The task:
Using the listing below, report all lines holding the word "into".
----------
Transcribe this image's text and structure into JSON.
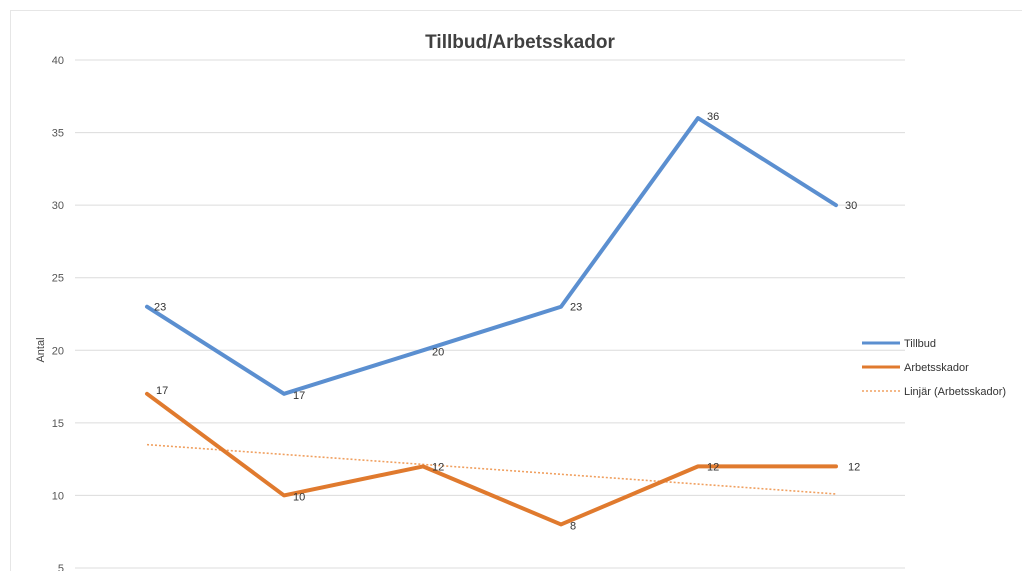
{
  "chart_data": {
    "type": "line",
    "title": "Tillbud/Arbetsskador",
    "xlabel": "",
    "ylabel": "Antal",
    "ylim": [
      5,
      40
    ],
    "yticks": [
      5,
      10,
      15,
      20,
      25,
      30,
      35,
      40
    ],
    "grid": true,
    "legend": "right",
    "categories": [
      "",
      "",
      "",
      "",
      "",
      ""
    ],
    "series": [
      {
        "name": "Tillbud",
        "values": [
          23,
          17,
          20,
          23,
          36,
          30
        ],
        "color": "#5b8fd0",
        "style": "solid"
      },
      {
        "name": "Arbetsskador",
        "values": [
          17,
          10,
          12,
          8,
          12,
          12
        ],
        "color": "#e07a2e",
        "style": "solid"
      }
    ],
    "trendline": {
      "name": "Linjär (Arbetsskador)",
      "start": 13.5,
      "end": 10.1,
      "color": "#f0a060",
      "style": "dotted"
    }
  }
}
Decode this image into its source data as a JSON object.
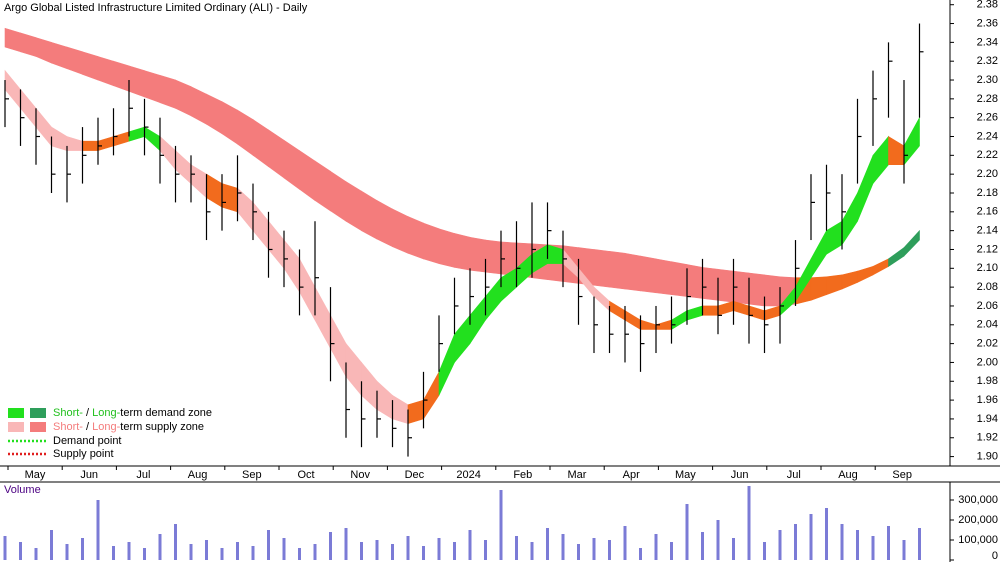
{
  "chart_data": {
    "type": "ohlc",
    "title": "Argo Global Listed Infrastructure Limited Ordinary (ALI) - Daily",
    "x_labels": [
      "May",
      "Jun",
      "Jul",
      "Aug",
      "Sep",
      "Oct",
      "Nov",
      "Dec",
      "2024",
      "Feb",
      "Mar",
      "Apr",
      "May",
      "Jun",
      "Jul",
      "Aug",
      "Sep"
    ],
    "ylim": [
      1.89,
      2.385
    ],
    "yticks": [
      {
        "value": 1.9,
        "label": "1.90"
      },
      {
        "value": 1.92,
        "label": "1.92"
      },
      {
        "value": 1.94,
        "label": "1.94"
      },
      {
        "value": 1.96,
        "label": "1.96"
      },
      {
        "value": 1.98,
        "label": "1.98"
      },
      {
        "value": 2.0,
        "label": "2.00"
      },
      {
        "value": 2.02,
        "label": "2.02"
      },
      {
        "value": 2.04,
        "label": "2.04"
      },
      {
        "value": 2.06,
        "label": "2.06"
      },
      {
        "value": 2.08,
        "label": "2.08"
      },
      {
        "value": 2.1,
        "label": "2.10"
      },
      {
        "value": 2.12,
        "label": "2.12"
      },
      {
        "value": 2.14,
        "label": "2.14"
      },
      {
        "value": 2.16,
        "label": "2.16"
      },
      {
        "value": 2.18,
        "label": "2.18"
      },
      {
        "value": 2.2,
        "label": "2.20"
      },
      {
        "value": 2.22,
        "label": "2.22"
      },
      {
        "value": 2.24,
        "label": "2.24"
      },
      {
        "value": 2.26,
        "label": "2.26"
      },
      {
        "value": 2.28,
        "label": "2.28"
      },
      {
        "value": 2.3,
        "label": "2.30"
      },
      {
        "value": 2.32,
        "label": "2.32"
      },
      {
        "value": 2.34,
        "label": "2.34"
      },
      {
        "value": 2.36,
        "label": "2.36"
      },
      {
        "value": 2.38,
        "label": "2.38"
      }
    ],
    "high": [
      2.3,
      2.29,
      2.27,
      2.24,
      2.23,
      2.25,
      2.26,
      2.27,
      2.3,
      2.28,
      2.26,
      2.23,
      2.22,
      2.2,
      2.2,
      2.22,
      2.19,
      2.16,
      2.14,
      2.12,
      2.15,
      2.08,
      2.0,
      1.98,
      1.97,
      1.96,
      1.95,
      1.99,
      2.05,
      2.09,
      2.1,
      2.11,
      2.14,
      2.15,
      2.17,
      2.17,
      2.14,
      2.11,
      2.07,
      2.06,
      2.06,
      2.05,
      2.06,
      2.07,
      2.1,
      2.11,
      2.09,
      2.11,
      2.09,
      2.07,
      2.08,
      2.13,
      2.2,
      2.21,
      2.2,
      2.28,
      2.31,
      2.34,
      2.3,
      2.36
    ],
    "low": [
      2.25,
      2.23,
      2.21,
      2.18,
      2.17,
      2.19,
      2.21,
      2.22,
      2.24,
      2.22,
      2.19,
      2.17,
      2.17,
      2.13,
      2.14,
      2.15,
      2.13,
      2.09,
      2.08,
      2.05,
      2.05,
      1.98,
      1.92,
      1.91,
      1.92,
      1.91,
      1.9,
      1.93,
      1.99,
      2.03,
      2.04,
      2.05,
      2.08,
      2.08,
      2.09,
      2.11,
      2.08,
      2.04,
      2.01,
      2.01,
      2.0,
      1.99,
      2.01,
      2.02,
      2.04,
      2.05,
      2.03,
      2.04,
      2.02,
      2.01,
      2.02,
      2.06,
      2.13,
      2.14,
      2.12,
      2.19,
      2.23,
      2.26,
      2.19,
      2.26
    ],
    "close": [
      2.28,
      2.26,
      2.24,
      2.2,
      2.2,
      2.22,
      2.23,
      2.24,
      2.27,
      2.25,
      2.22,
      2.2,
      2.2,
      2.16,
      2.17,
      2.18,
      2.16,
      2.12,
      2.11,
      2.08,
      2.09,
      2.02,
      1.95,
      1.94,
      1.94,
      1.93,
      1.92,
      1.96,
      2.02,
      2.06,
      2.07,
      2.08,
      2.11,
      2.1,
      2.12,
      2.14,
      2.11,
      2.07,
      2.04,
      2.03,
      2.03,
      2.02,
      2.04,
      2.04,
      2.07,
      2.08,
      2.05,
      2.08,
      2.05,
      2.04,
      2.06,
      2.1,
      2.17,
      2.18,
      2.16,
      2.24,
      2.28,
      2.32,
      2.22,
      2.33
    ],
    "long_zone": {
      "upper": [
        2.355,
        2.35,
        2.345,
        2.34,
        2.335,
        2.33,
        2.325,
        2.32,
        2.315,
        2.31,
        2.305,
        2.3,
        2.293,
        2.285,
        2.277,
        2.268,
        2.258,
        2.247,
        2.236,
        2.225,
        2.214,
        2.203,
        2.192,
        2.182,
        2.172,
        2.163,
        2.155,
        2.148,
        2.142,
        2.137,
        2.133,
        2.13,
        2.128,
        2.127,
        2.126,
        2.125,
        2.124,
        2.122,
        2.12,
        2.118,
        2.116,
        2.113,
        2.11,
        2.107,
        2.104,
        2.101,
        2.099,
        2.097,
        2.095,
        2.093,
        2.091,
        2.09,
        2.09,
        2.091,
        2.093,
        2.097,
        2.102,
        2.11,
        2.122,
        2.14
      ],
      "lower": [
        2.335,
        2.33,
        2.325,
        2.318,
        2.312,
        2.306,
        2.3,
        2.294,
        2.288,
        2.282,
        2.276,
        2.27,
        2.262,
        2.253,
        2.243,
        2.232,
        2.22,
        2.208,
        2.196,
        2.184,
        2.172,
        2.161,
        2.15,
        2.14,
        2.131,
        2.123,
        2.116,
        2.11,
        2.105,
        2.101,
        2.098,
        2.096,
        2.094,
        2.092,
        2.09,
        2.088,
        2.086,
        2.084,
        2.082,
        2.08,
        2.078,
        2.076,
        2.074,
        2.072,
        2.07,
        2.068,
        2.066,
        2.064,
        2.062,
        2.06,
        2.06,
        2.062,
        2.066,
        2.072,
        2.078,
        2.085,
        2.093,
        2.102,
        2.113,
        2.13
      ],
      "colors": [
        "#f47c7c",
        "#f47c7c",
        "#f47c7c",
        "#f47c7c",
        "#f47c7c",
        "#f47c7c",
        "#f47c7c",
        "#f47c7c",
        "#f47c7c",
        "#f47c7c",
        "#f47c7c",
        "#f47c7c",
        "#f47c7c",
        "#f47c7c",
        "#f47c7c",
        "#f47c7c",
        "#f47c7c",
        "#f47c7c",
        "#f47c7c",
        "#f47c7c",
        "#f47c7c",
        "#f47c7c",
        "#f47c7c",
        "#f47c7c",
        "#f47c7c",
        "#f47c7c",
        "#f47c7c",
        "#f47c7c",
        "#f47c7c",
        "#f47c7c",
        "#f47c7c",
        "#f47c7c",
        "#f47c7c",
        "#f47c7c",
        "#f47c7c",
        "#f47c7c",
        "#f47c7c",
        "#f47c7c",
        "#f47c7c",
        "#f47c7c",
        "#f47c7c",
        "#f47c7c",
        "#f47c7c",
        "#f47c7c",
        "#f47c7c",
        "#f47c7c",
        "#f47c7c",
        "#f47c7c",
        "#f47c7c",
        "#f47c7c",
        "#f47c7c",
        "#f26b1d",
        "#f26b1d",
        "#f26b1d",
        "#f26b1d",
        "#f26b1d",
        "#f26b1d",
        "#2e9e5b",
        "#2e9e5b",
        "#2e9e5b"
      ]
    },
    "short_zone": {
      "upper": [
        2.31,
        2.29,
        2.27,
        2.25,
        2.24,
        2.235,
        2.235,
        2.24,
        2.245,
        2.25,
        2.24,
        2.225,
        2.21,
        2.2,
        2.19,
        2.185,
        2.17,
        2.15,
        2.13,
        2.11,
        2.08,
        2.05,
        2.02,
        2.0,
        1.98,
        1.965,
        1.955,
        1.96,
        1.99,
        2.03,
        2.05,
        2.07,
        2.09,
        2.1,
        2.115,
        2.125,
        2.12,
        2.1,
        2.08,
        2.065,
        2.055,
        2.045,
        2.04,
        2.045,
        2.055,
        2.06,
        2.06,
        2.065,
        2.06,
        2.055,
        2.06,
        2.08,
        2.11,
        2.14,
        2.15,
        2.18,
        2.22,
        2.24,
        2.23,
        2.26
      ],
      "lower": [
        2.29,
        2.27,
        2.25,
        2.23,
        2.225,
        2.225,
        2.225,
        2.23,
        2.235,
        2.24,
        2.225,
        2.205,
        2.19,
        2.175,
        2.165,
        2.16,
        2.14,
        2.12,
        2.1,
        2.075,
        2.045,
        2.015,
        1.985,
        1.965,
        1.95,
        1.94,
        1.935,
        1.94,
        1.965,
        2.0,
        2.02,
        2.045,
        2.065,
        2.08,
        2.095,
        2.105,
        2.105,
        2.09,
        2.07,
        2.055,
        2.045,
        2.035,
        2.035,
        2.035,
        2.045,
        2.05,
        2.05,
        2.055,
        2.05,
        2.045,
        2.05,
        2.065,
        2.09,
        2.115,
        2.125,
        2.15,
        2.19,
        2.21,
        2.21,
        2.23
      ],
      "colors": [
        "#f9b7b7",
        "#f9b7b7",
        "#f9b7b7",
        "#f9b7b7",
        "#f9b7b7",
        "#f26b1d",
        "#f26b1d",
        "#f26b1d",
        "#22e01e",
        "#22e01e",
        "#f9b7b7",
        "#f9b7b7",
        "#f9b7b7",
        "#f26b1d",
        "#f26b1d",
        "#f9b7b7",
        "#f9b7b7",
        "#f9b7b7",
        "#f9b7b7",
        "#f9b7b7",
        "#f9b7b7",
        "#f9b7b7",
        "#f9b7b7",
        "#f9b7b7",
        "#f9b7b7",
        "#f9b7b7",
        "#f26b1d",
        "#f26b1d",
        "#22e01e",
        "#22e01e",
        "#22e01e",
        "#22e01e",
        "#22e01e",
        "#22e01e",
        "#22e01e",
        "#22e01e",
        "#f9b7b7",
        "#f9b7b7",
        "#f9b7b7",
        "#f26b1d",
        "#f26b1d",
        "#f26b1d",
        "#f26b1d",
        "#22e01e",
        "#22e01e",
        "#f26b1d",
        "#f26b1d",
        "#f26b1d",
        "#f26b1d",
        "#f26b1d",
        "#22e01e",
        "#22e01e",
        "#22e01e",
        "#22e01e",
        "#22e01e",
        "#22e01e",
        "#22e01e",
        "#f26b1d",
        "#22e01e",
        "#22e01e"
      ]
    },
    "volume": {
      "label": "Volume",
      "color": "#7b7bd6",
      "ylim": [
        0,
        380000
      ],
      "yticks": [
        0,
        {
          "value": 100000,
          "label": "100,000"
        },
        {
          "value": 200000,
          "label": "200,000"
        },
        {
          "value": 300000,
          "label": "300,000"
        }
      ],
      "values": [
        120000,
        90000,
        60000,
        150000,
        80000,
        110000,
        300000,
        70000,
        90000,
        60000,
        130000,
        180000,
        80000,
        100000,
        60000,
        90000,
        70000,
        150000,
        110000,
        60000,
        80000,
        140000,
        160000,
        90000,
        100000,
        80000,
        120000,
        70000,
        110000,
        90000,
        150000,
        100000,
        350000,
        120000,
        90000,
        160000,
        130000,
        80000,
        110000,
        100000,
        170000,
        60000,
        130000,
        90000,
        280000,
        140000,
        200000,
        110000,
        370000,
        90000,
        150000,
        180000,
        230000,
        260000,
        180000,
        150000,
        120000,
        170000,
        100000,
        160000
      ]
    },
    "legend": [
      {
        "short": "Short-",
        "sep": " / ",
        "long": "Long-",
        "rest": "term demand zone",
        "short_color": "#22e01e",
        "long_color": "#2e9e5b",
        "text_color": "#22c01e"
      },
      {
        "short": "Short-",
        "sep": " / ",
        "long": "Long-",
        "rest": "term supply zone",
        "short_color": "#f9b7b7",
        "long_color": "#f47c7c",
        "text_color": "#f47c7c"
      }
    ],
    "points": [
      {
        "label": "Demand point",
        "color": "#22e01e"
      },
      {
        "label": "Supply point",
        "color": "#e01e1e"
      }
    ]
  }
}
----------
Expected output:
Transcribe this image's text and structure into JSON.
Decode this image into its source data as a JSON object.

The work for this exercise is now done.